- _Task statement_
Output the material beneath this task exactly, images excluded.

- _Exercise inputs_

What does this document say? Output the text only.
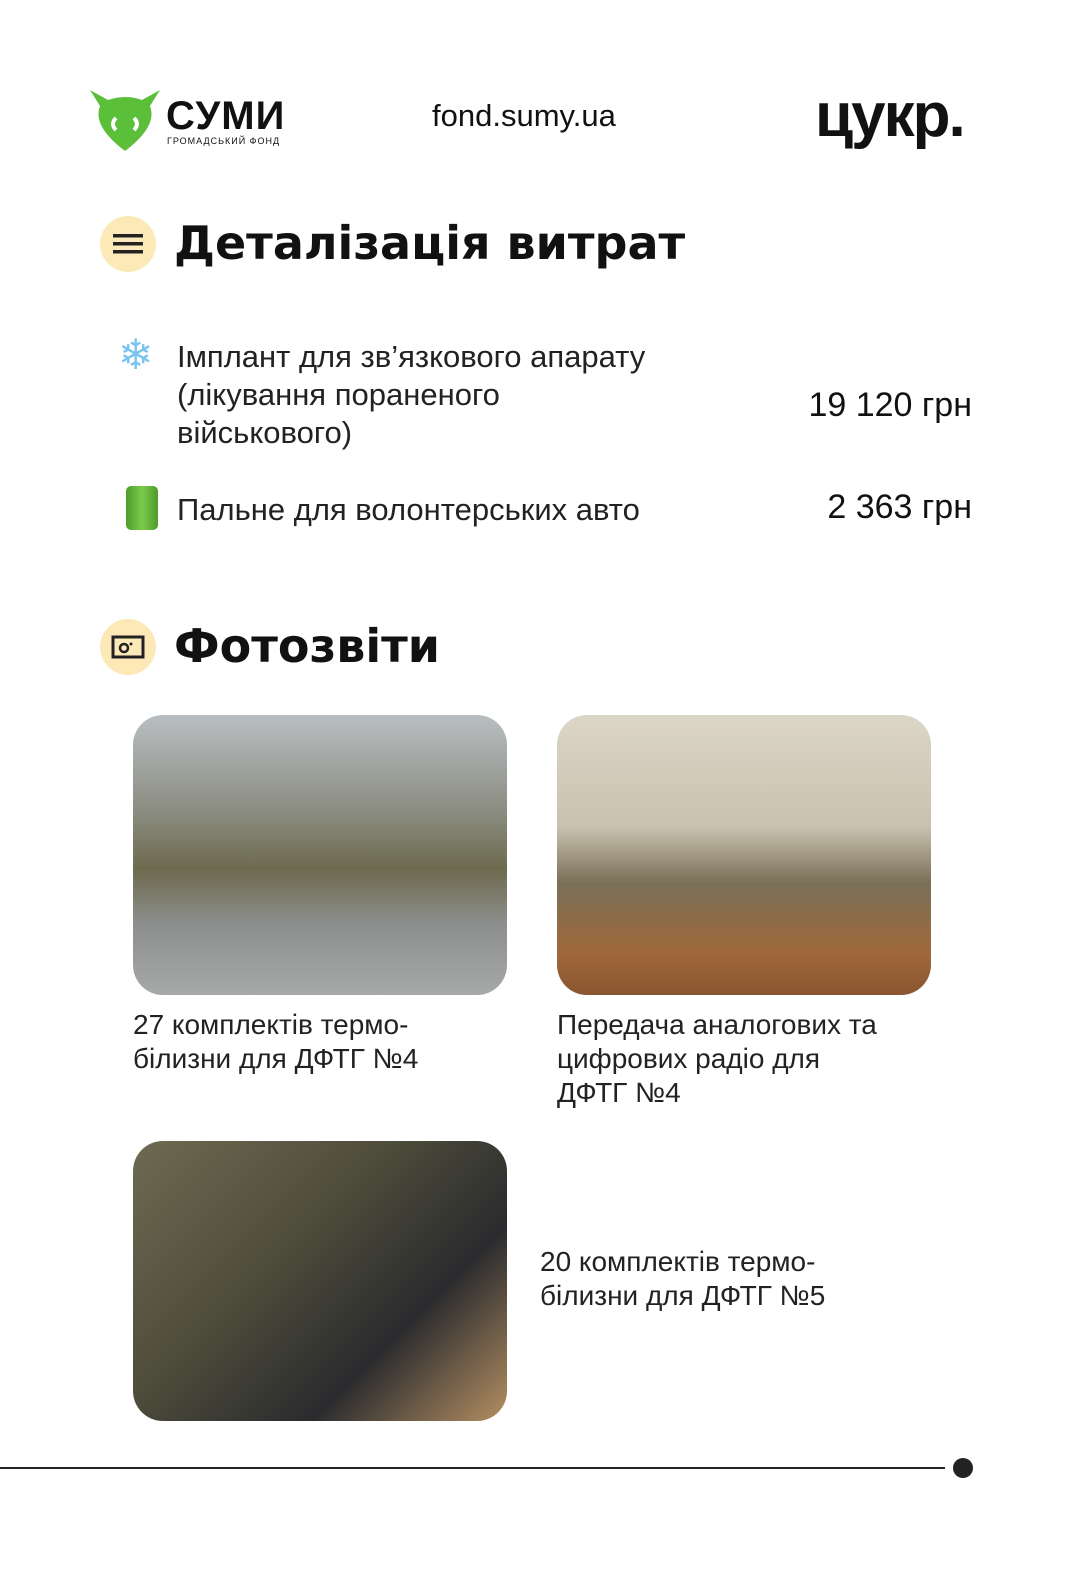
СУМИ
ГРОМАДСЬКИЙ ФОНД
fond.sumy.ua	цукр.
Деталізація витрат
❄ Імплант для зв’язкового апарату
(лікування пораненого
військового)
19 120 грн
Пальне для волонтерських авто	2 363 грн
Фотозвіти
27 комплектів термо-
білизни для ДФТГ №4
Передача аналогових та
цифрових радіо для
ДФТГ №4
20 комплектів термо-
білизни для ДФТГ №5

- _Complete output_
What does this document say? Output the text only.
СУМИ
ГРОМАДСЬКИЙ ФОНД
fond.sumy.ua	цукр.
Деталізація витрат
❄ Імплант для зв’язкового апарату
(лікування пораненого
військового)
19 120 грн
Пальне для волонтерських авто	2 363 грн
Фотозвіти
27 комплектів термо-
білизни для ДФТГ №4
Передача аналогових та
цифрових радіо для
ДФТГ №4
20 комплектів термо-
білизни для ДФТГ №5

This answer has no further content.